GIVEN PROBLEM:
Look through the lines below and extract each one that contains "средств".

GIVEN DATA:
::::::::
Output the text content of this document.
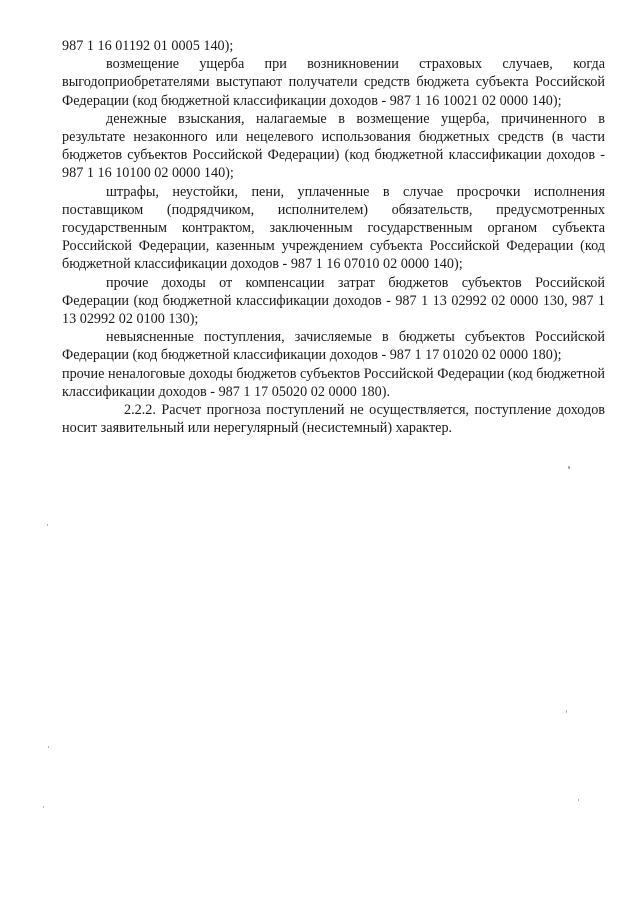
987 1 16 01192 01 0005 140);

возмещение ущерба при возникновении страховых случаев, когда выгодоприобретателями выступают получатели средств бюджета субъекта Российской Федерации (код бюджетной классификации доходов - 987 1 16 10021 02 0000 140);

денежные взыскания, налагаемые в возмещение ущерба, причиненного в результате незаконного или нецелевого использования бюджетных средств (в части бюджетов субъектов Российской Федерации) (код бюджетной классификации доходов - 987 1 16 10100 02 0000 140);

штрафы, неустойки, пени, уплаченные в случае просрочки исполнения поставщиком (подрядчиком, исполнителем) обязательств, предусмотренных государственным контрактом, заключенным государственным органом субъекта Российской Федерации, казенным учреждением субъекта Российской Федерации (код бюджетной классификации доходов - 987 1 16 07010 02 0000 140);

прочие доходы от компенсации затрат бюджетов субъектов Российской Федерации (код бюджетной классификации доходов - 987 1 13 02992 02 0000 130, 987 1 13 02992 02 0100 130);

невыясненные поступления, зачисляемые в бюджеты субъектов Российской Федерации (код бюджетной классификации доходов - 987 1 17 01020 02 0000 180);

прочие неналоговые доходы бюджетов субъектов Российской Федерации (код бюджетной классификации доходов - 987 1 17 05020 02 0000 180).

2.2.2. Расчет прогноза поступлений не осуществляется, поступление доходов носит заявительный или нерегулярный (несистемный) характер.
::::::::
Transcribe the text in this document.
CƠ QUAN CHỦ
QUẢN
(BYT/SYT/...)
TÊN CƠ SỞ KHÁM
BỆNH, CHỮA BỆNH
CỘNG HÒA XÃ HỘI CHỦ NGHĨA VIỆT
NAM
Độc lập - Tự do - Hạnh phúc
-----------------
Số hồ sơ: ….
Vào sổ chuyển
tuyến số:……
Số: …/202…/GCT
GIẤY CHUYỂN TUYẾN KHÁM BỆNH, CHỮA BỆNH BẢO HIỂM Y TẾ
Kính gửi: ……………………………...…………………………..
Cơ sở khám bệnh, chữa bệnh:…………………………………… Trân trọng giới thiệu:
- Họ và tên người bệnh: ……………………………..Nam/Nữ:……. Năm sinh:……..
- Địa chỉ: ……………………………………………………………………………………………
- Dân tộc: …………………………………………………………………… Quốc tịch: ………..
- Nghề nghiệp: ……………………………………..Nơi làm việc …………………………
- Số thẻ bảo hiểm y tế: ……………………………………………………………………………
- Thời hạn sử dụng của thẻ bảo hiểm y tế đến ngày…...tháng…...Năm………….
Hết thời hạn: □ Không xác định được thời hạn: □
::::::::
FINAL RESULT:
возмещение ущерба при возникновении страховых случаев, когда выгодоприобретателями выступают получатели средств бюджета субъекта Российской Федерации (код бюджетной классификации доходов - 987 1 16 10021 02 0000 140);
денежные взыскания, налагаемые в возмещение ущерба, причиненного в результате незаконного или нецелевого использования бюджетных средств (в части бюджетов субъектов Российской Федерации) (код бюджетной классификации доходов - 987 1 16 10100 02 0000 140);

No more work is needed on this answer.